AUSGEWÄHLTER TEXT:
★ ★ ★

Brontez Purnell: 100 Boyfriends

Buch

In „100 Boyfriends“ erzählt Brontez Purnell vom keineswegs perfekten Leben junger Männer in einer Welt, die von ihnen nichts wissen will, weil sie arm, schwarz und schwul sind. Hin- und hergerissen zwischen One-Night-Stands und alten Liebschaften, verführen seine Figuren die Ehemänner ihrer Arbeitskollegen, verschrecken rassistische Nachbarn, bandeln mit Satanisten an und stürzen sich kopfüber in den Rausch, um am nächsten Morgen den Kampf wieder aufzunehmen – für ein freies, selbstbestimmtes Leben. Daniel Plettenberg über eine herrlich obszöne queere Liebeshymne und ihre witzigen Erzählperspektiven.

Allein unter 100 Boyfriends

von Daniel Plettenberg

Dies ist ein sehr schwules Buch. Das mag sich lapidar anhören, wenn ein schwuler Mann über seine 100 Boyfriends schreibt, und doch fühlt es sich 2021 fast anachronistisch an, ein Buch zu lesen, in dem mann*-männliche Sexualität intensiv, dreckig, direkt, schön und unschön, drogengeschwängert, oft frei von Liebe zelebriert wird. Das alleine macht „100 Boyfriends“ lesenswert, denn in den queeren Verhandlungen rund um das Thema „Mann-Sexualitäten“ scheint in den letzten Jahren schleichend eine Entsexualisierung und Tabuisierung eingetreten zu sein.

Die lobenswerten Anregungen aus der queer-feministischen Philosophie, über das Patriarchale und die ihm innewohnenden Mann-Mechanismen kritisch nachzudenken, führten in der Folge immer wieder auch zu einer unterschwelligen Distanzierung von mann*-männlich geprägten Sexualitäten in queer-schwulen Kontexten, beziehungsweise deren Verhandlungen. Überkommt der queer-politische Mann* seine innewohnenden patriarchalen Privilegien nur in der Abkehr von mann*-männlichen, fordernden Sexualitäten? Natürlich nicht nur: queere Partykultur in Berlin oder London schafft grandiose, atemlose Räume des Queer-Männlichen, aber wir sind weit entfernt von den 1980er und 90er Jahren, in denen schwule mann*-männliche Rituale mehr oder minder offen zelebriert wurden.

★ ★ ★

EXTRAHIERTE EINTRÄGE:
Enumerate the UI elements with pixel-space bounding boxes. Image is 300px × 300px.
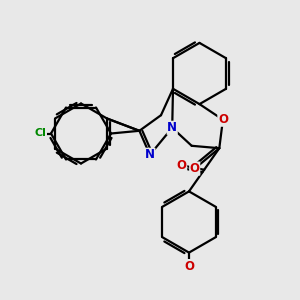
Text: O: O: [184, 260, 194, 273]
Text: Cl: Cl: [34, 128, 46, 139]
Text: O: O: [190, 162, 200, 175]
Text: N: N: [167, 121, 177, 134]
Text: O: O: [177, 159, 187, 172]
Text: N: N: [145, 148, 155, 161]
Text: O: O: [218, 113, 228, 126]
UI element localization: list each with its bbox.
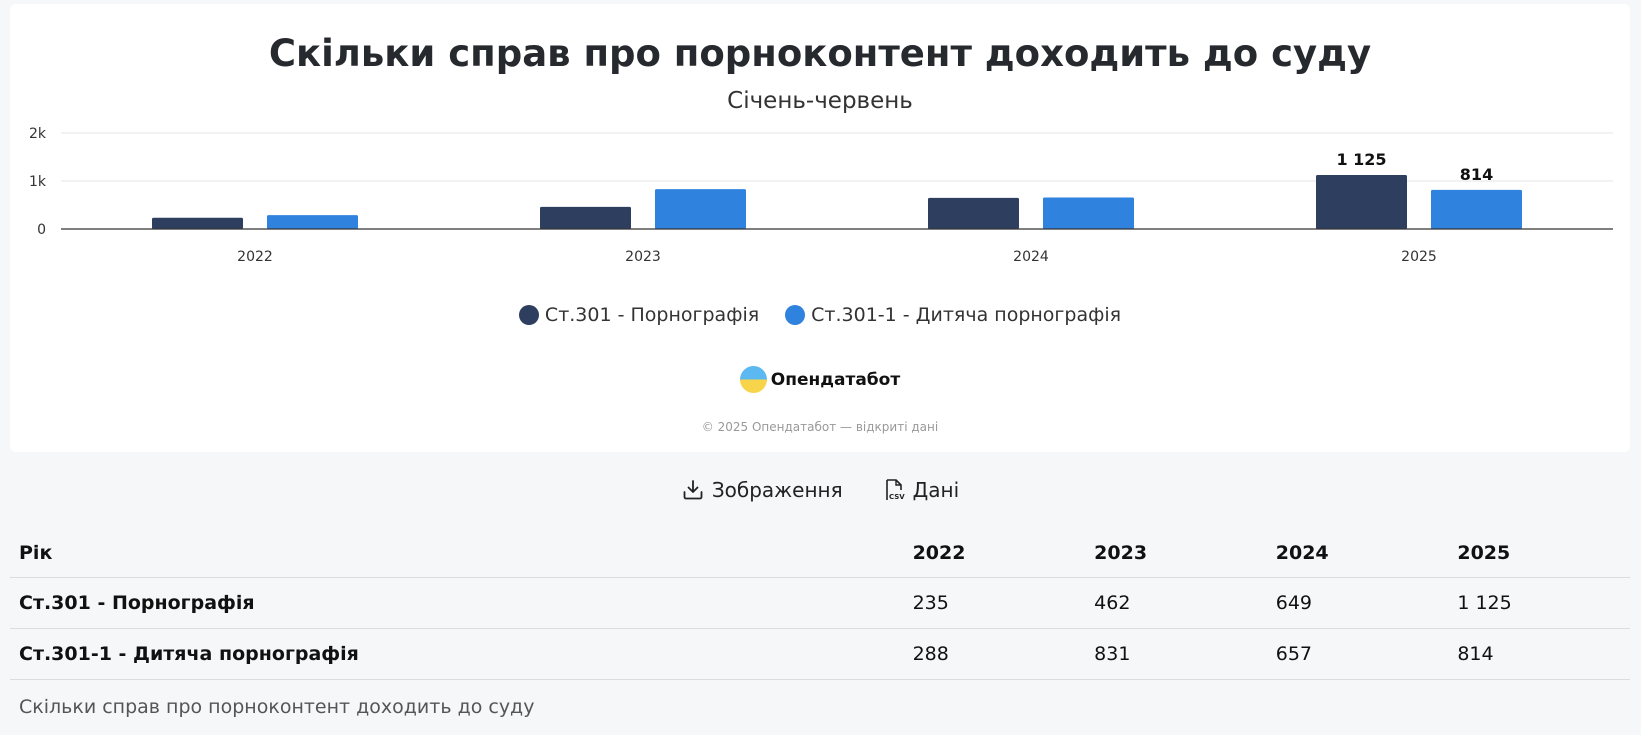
table-header-year: 2024	[1266, 529, 1449, 578]
table-header-row: Рік 2022 2023 2024 2025	[10, 529, 1630, 578]
bar	[540, 206, 631, 229]
svg-text:CSV: CSV	[889, 493, 905, 501]
download-image-label: Зображення	[711, 478, 843, 502]
y-tick-label: 1k	[29, 174, 47, 190]
download-icon	[683, 480, 703, 500]
legend-item-art301[interactable]: Ст.301 - Порнографія	[518, 304, 760, 326]
table-row-label: Ст.301 - Порнографія	[10, 577, 904, 629]
x-tick-label: 2023	[625, 249, 661, 265]
y-tick-label: 2k	[29, 126, 47, 142]
legend-label-art301-1: Ст.301-1 - Дитяча порнографія	[811, 304, 1122, 326]
table-cell: 649	[1266, 577, 1449, 629]
chart-card: Скільки справ про порноконтент доходить …	[10, 4, 1630, 452]
copyright-text: © 2025 Опендатабот — відкриті дані	[701, 420, 939, 434]
table-row: Ст.301 - Порнографія 235 462 649 1 125	[10, 577, 1630, 629]
legend-item-art301-1[interactable]: Ст.301-1 - Дитяча порнографія	[785, 304, 1121, 326]
x-tick-label: 2025	[1401, 249, 1437, 265]
bar	[1043, 197, 1134, 229]
bar	[267, 215, 358, 229]
bar	[655, 189, 746, 229]
legend-marker-art301-1	[785, 305, 806, 325]
table-cell: 831	[1085, 628, 1267, 680]
chart-title: Скільки справ про порноконтент доходить …	[268, 32, 1372, 75]
legend-label-art301: Ст.301 - Порнографія	[544, 304, 760, 326]
bar-chart: 0 1k 2k 2022 2023 2024 2025 1 125 814	[29, 126, 1613, 265]
download-bar: Зображення CSV Дані	[0, 478, 1641, 502]
table-header-label: Рік	[10, 529, 904, 578]
data-label: 814	[1460, 165, 1493, 184]
table-row-label: Ст.301-1 - Дитяча порнографія	[10, 628, 904, 680]
brand-logo: Опендатабот	[10, 366, 1630, 393]
table-header-year: 2023	[1085, 529, 1267, 578]
y-tick-label: 0	[37, 222, 46, 238]
csv-file-icon: CSV	[885, 479, 905, 501]
table-cell: 288	[903, 628, 1086, 680]
table-row: Ст.301-1 - Дитяча порнографія 288 831 65…	[10, 628, 1630, 680]
table-header-year: 2025	[1448, 529, 1630, 578]
download-image-button[interactable]: Зображення	[682, 478, 843, 502]
download-data-button[interactable]: CSV Дані	[883, 478, 960, 502]
table-caption: Скільки справ про порноконтент доходить …	[19, 696, 535, 718]
bar	[928, 197, 1019, 229]
table-cell: 462	[1085, 577, 1267, 629]
legend-marker-art301	[518, 305, 539, 325]
bar	[1431, 189, 1522, 229]
table-header-year: 2022	[903, 529, 1086, 578]
data-label: 1 125	[1336, 150, 1386, 169]
opendatabot-logo-icon	[739, 366, 767, 393]
bar	[1316, 175, 1407, 229]
x-tick-label: 2024	[1013, 249, 1049, 265]
download-data-label: Дані	[912, 478, 960, 502]
chart-legend: Ст.301 - Порнографія Ст.301-1 - Дитяча п…	[10, 304, 1630, 326]
chart-subtitle: Січень-червень	[727, 88, 913, 114]
table-cell: 814	[1448, 628, 1630, 680]
brand-logo-text: Опендатабот	[770, 369, 901, 390]
data-table: Рік 2022 2023 2024 2025 Ст.301 - Порногр…	[10, 529, 1630, 680]
table-cell: 657	[1266, 628, 1449, 680]
table-cell: 1 125	[1448, 577, 1630, 629]
x-tick-label: 2022	[237, 249, 273, 265]
bar	[152, 217, 243, 229]
table-cell: 235	[903, 577, 1086, 629]
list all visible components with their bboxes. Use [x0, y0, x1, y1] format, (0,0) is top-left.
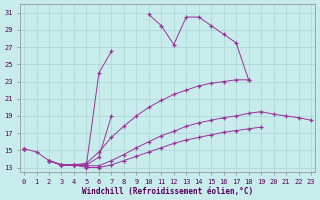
X-axis label: Windchill (Refroidissement éolien,°C): Windchill (Refroidissement éolien,°C)	[82, 187, 253, 196]
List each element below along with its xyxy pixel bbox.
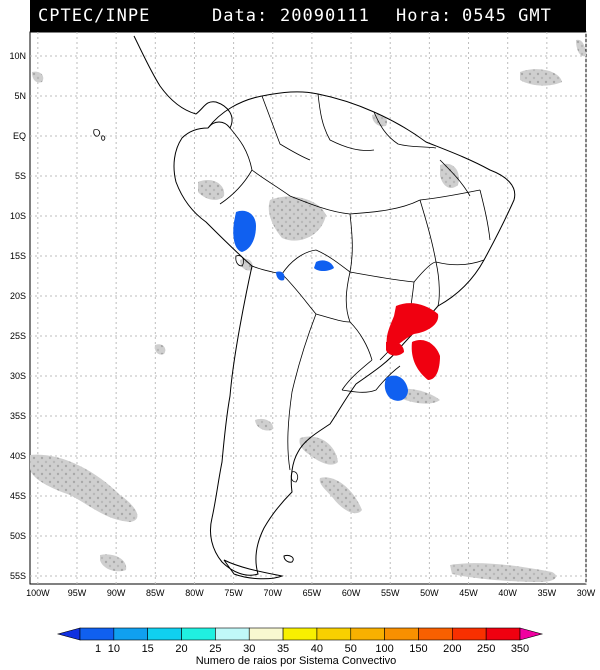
latitude-label: 50S xyxy=(10,531,26,541)
colorbar-caption: Numero de raios por Sistema Convectivo xyxy=(196,655,397,667)
blue-system-bolivia xyxy=(276,271,285,281)
colorbar-swatch xyxy=(248,627,284,641)
longitude-label: 85W xyxy=(146,588,165,598)
colorbar-tick-label: 350 xyxy=(511,643,529,655)
falklands xyxy=(283,555,294,563)
colorbar-tick-label: 20 xyxy=(175,643,187,655)
colorbar-tick-label: 15 xyxy=(142,643,154,655)
longitude-label: 95W xyxy=(68,588,87,598)
longitude-label: 75W xyxy=(224,588,243,598)
islands xyxy=(93,129,299,483)
longitude-labels: 100W 95W 90W 85W 80W 75W 70W 65W 60W 55W 50W 45W 40W… xyxy=(26,588,596,598)
colorbar-swatch xyxy=(485,627,521,641)
red-system-santa-catarina xyxy=(386,340,404,356)
latitude-label: 35S xyxy=(10,411,26,421)
blue-system-west-amazon xyxy=(233,210,256,252)
colorbar-swatch xyxy=(56,627,81,641)
longitude-label: 80W xyxy=(185,588,204,598)
coastline xyxy=(133,35,516,580)
map-header: CPTEC/INPE Data: 20090111 Hora: 0545 GMT xyxy=(30,0,586,32)
colorbar-swatch xyxy=(452,627,487,641)
blue-system-mato-grosso xyxy=(314,260,334,271)
longitude-label: 90W xyxy=(107,588,126,598)
latitude-label: 25S xyxy=(10,331,26,341)
longitude-label: 100W xyxy=(26,588,50,598)
colorbar-swatch xyxy=(282,627,318,641)
longitude-label: 35W xyxy=(538,588,557,598)
colorbar-tick-label: 200 xyxy=(443,643,461,655)
colorbar-swatch xyxy=(147,627,182,641)
colorbar-tick-label: 40 xyxy=(311,643,323,655)
lightning-systems xyxy=(233,210,440,401)
latitude-label: 30S xyxy=(10,371,26,381)
source-label: CPTEC/INPE xyxy=(38,6,151,26)
central-america-outline xyxy=(133,35,233,129)
map-frame xyxy=(29,31,587,585)
colorbar-tick-label: 25 xyxy=(209,643,221,655)
colorbar-swatch xyxy=(350,627,385,641)
colorbar-tick-label: 150 xyxy=(409,643,427,655)
longitude-label: 70W xyxy=(264,588,283,598)
red-system-parana xyxy=(411,339,440,380)
colorbar-ticks: 1 10 15 20 25 30 35 40 50 100 150 200 250 350 xyxy=(95,643,529,655)
time-label: Hora: xyxy=(396,6,453,26)
red-system-sao-paulo xyxy=(386,303,439,349)
south-america-outline xyxy=(173,91,516,576)
colorbar-tick-label: 250 xyxy=(477,643,495,655)
colorbar-swatch xyxy=(79,627,115,641)
latitude-label: EQ xyxy=(13,131,26,141)
latitude-label: 15S xyxy=(10,251,26,261)
colorbar-swatch xyxy=(113,627,148,641)
colorbar-swatch xyxy=(519,627,544,641)
colorbar-tick-label: 100 xyxy=(375,643,393,655)
longitude-label: 50W xyxy=(420,588,439,598)
date-value: 20090111 xyxy=(280,6,370,26)
colorbar-swatch xyxy=(418,627,453,641)
longitude-label: 55W xyxy=(381,588,400,598)
latitude-label: 55S xyxy=(10,571,26,581)
latitude-label: 5N xyxy=(14,91,26,101)
tierra-del-fuego xyxy=(223,559,284,580)
map-panel: 10N5NEQ5S10S15S20S25S30S35S40S45S50S55S … xyxy=(9,31,596,598)
longitude-label: 60W xyxy=(342,588,361,598)
latitude-label: 45S xyxy=(10,491,26,501)
latitude-label: 10S xyxy=(10,211,26,221)
colorbar-tick-label: 35 xyxy=(277,643,289,655)
colorbar-swatches xyxy=(56,627,544,641)
colorbar-swatch xyxy=(215,627,250,641)
country-borders xyxy=(219,93,491,471)
date-label: Data: xyxy=(212,6,269,26)
colorbar-tick-label: 10 xyxy=(108,643,120,655)
latitude-labels: 10N 5N EQ 5S 10S 15S 20S 25S 30S 35S 40S 45S 50S 55S xyxy=(9,51,26,581)
latitude-label: 40S xyxy=(10,451,26,461)
latitude-label: 5S xyxy=(15,171,26,181)
colorbar-tick-label: 1 xyxy=(95,643,101,655)
colorbar-swatch xyxy=(181,627,216,641)
longitude-label: 30W xyxy=(577,588,596,598)
colorbar-tick-label: 50 xyxy=(345,643,357,655)
time-value: 0545 GMT xyxy=(462,6,552,26)
longitude-label: 65W xyxy=(303,588,322,598)
colorbar-swatch xyxy=(316,627,352,641)
longitude-label: 40W xyxy=(498,588,517,598)
blue-system-southern-brazil xyxy=(384,375,408,401)
longitude-label: 45W xyxy=(459,588,478,598)
latitude-label: 20S xyxy=(10,291,26,301)
colorbar-tick-label: 30 xyxy=(243,643,255,655)
colorbar-swatch xyxy=(384,627,419,641)
latitude-label: 10N xyxy=(9,51,26,61)
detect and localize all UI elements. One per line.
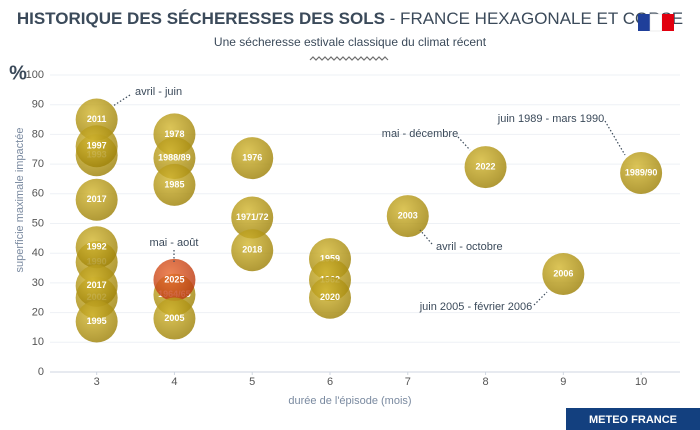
bubble-label: 2022	[476, 161, 496, 171]
bubble	[75, 300, 118, 343]
flag	[638, 13, 674, 32]
annotation: mai - décembre	[382, 128, 458, 140]
bubble-label: 2020	[320, 292, 340, 302]
y-tick-label: 0	[38, 366, 44, 378]
bubble-label: 2011	[87, 114, 107, 124]
annotation-leader	[419, 229, 433, 245]
x-tick-label: 10	[635, 376, 647, 388]
y-tick-label: 70	[32, 158, 44, 170]
x-tick-label: 9	[560, 376, 566, 388]
bubble-label: 1976	[242, 153, 262, 163]
bubble	[464, 146, 507, 189]
x-tick-label: 6	[327, 376, 333, 388]
y-tick-label: 80	[32, 128, 44, 140]
bubble-label: 1985	[164, 179, 184, 189]
y-tick-label: 100	[26, 69, 44, 81]
subtitle-decoration	[309, 56, 389, 61]
x-tick-label: 3	[94, 376, 100, 388]
x-tick-label: 5	[249, 376, 255, 388]
bubble-label: 1988/89	[158, 153, 191, 163]
footer-band	[566, 408, 700, 430]
bubble-label: 2005	[164, 313, 184, 323]
footer: METEO FRANCE	[589, 414, 677, 426]
bubble	[620, 152, 663, 195]
bubble-label: 1992	[87, 242, 107, 252]
bubble-label: 1959	[320, 254, 340, 264]
bubble	[231, 137, 274, 180]
bubble-label: 2003	[398, 210, 418, 220]
bubble-label: 2018	[242, 245, 262, 255]
bubble	[75, 125, 118, 168]
bubble	[75, 178, 118, 221]
bubble	[153, 297, 196, 340]
subtitle: Une sécheresse estivale classique du cli…	[214, 35, 487, 49]
bubble	[75, 264, 118, 307]
annotation-leader	[457, 136, 471, 151]
chart-title: HISTORIQUE DES SÉCHERESSES DES SOLS - FR…	[17, 9, 683, 28]
x-axis-label: durée de l'épisode (mois)	[288, 395, 411, 407]
bubble-label: 2006	[553, 268, 573, 278]
annotation-leader	[533, 291, 548, 306]
y-axis-label: superficie maximale impactée	[14, 128, 26, 273]
y-tick-label: 40	[32, 247, 44, 259]
bubble	[542, 252, 585, 295]
y-tick-label: 30	[32, 277, 44, 289]
bubble-label: 1978	[164, 129, 184, 139]
annotation: mai - août	[150, 237, 199, 249]
bubble-label: 1995	[87, 316, 107, 326]
y-tick-label: 50	[32, 217, 44, 229]
y-tick-label: 90	[32, 99, 44, 111]
bubble-highlight	[153, 258, 196, 301]
bubble-label: 1989/90	[625, 167, 658, 177]
bubble	[153, 163, 196, 206]
annotation: avril - octobre	[436, 241, 503, 253]
y-tick-label: 60	[32, 188, 44, 200]
y-tick-label: 20	[32, 307, 44, 319]
annotation: juin 1989 - mars 1990	[497, 113, 604, 125]
bubble-label: 2017	[87, 194, 107, 204]
annotation: juin 2005 - février 2006	[419, 301, 533, 313]
bubble-label: 1971/72	[236, 212, 269, 222]
bubble-label: 2017	[87, 280, 107, 290]
x-tick-label: 7	[405, 376, 411, 388]
bubble	[309, 276, 351, 319]
x-tick-label: 4	[171, 376, 177, 388]
bubble	[231, 196, 274, 239]
bubble	[75, 226, 118, 269]
bubble	[231, 229, 274, 272]
annotation-leader	[604, 120, 626, 156]
bubble	[386, 195, 429, 238]
x-tick-label: 8	[482, 376, 488, 388]
title-main: HISTORIQUE DES SÉCHERESSES DES SOLS	[17, 9, 385, 28]
y-tick-label: 10	[32, 336, 44, 348]
y-unit: %	[9, 62, 27, 84]
bubble-label: 1997	[87, 141, 107, 151]
annotation: avril - juin	[135, 86, 182, 98]
title-suffix: - FRANCE HEXAGONALE ET CORSE	[385, 9, 683, 28]
bubble-label: 2025	[164, 274, 184, 284]
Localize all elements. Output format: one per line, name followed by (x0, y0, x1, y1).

★ ★ ★

ZU ERLEDIGENDE AUFGABEN:
a - Beantworte diese Fragen zum ausgewählten Text:
(i) Aus welchen drei Gründen will die Welt laut Einleitung nichts von den jungen Männern wissen?
(ii) Welche zwei Städte werden im Zusammenhang mit queerer Partykultur genannt?
(iii) In welchem Jahr fühlt es sich laut Text fast anachronistisch an, ein solches Buch zu lesen?
b - Stimmen diese Aussagen mit dem ausgewählten Text überein? Antworte jeweils mit Ja oder Nein und zitiere die entscheidenden Worte.
(i) Die Figuren des Buches lassen sich mit Satanisten ein.
(ii) In den 1980er und 90er Jahren wurden schwule mann*-männliche Rituale weitgehend im Verborgenen gehalten.
(iii) Der Text bezeichnet „100 Boyfriends“ als sehr schwules Buch.

LÖSUNGEN:
a -
(i) Weil sie arm, schwarz und schwul sind.
(ii) Berlin und London.
(iii) 2021.

b -
(i) Ja: „bandeln mit Satanisten an“
(ii) Nein: „in denen schwule mann*-männliche Rituale mehr oder minder offen zelebriert wurden“
(iii) Ja: „Dies ist ein sehr schwules Buch.“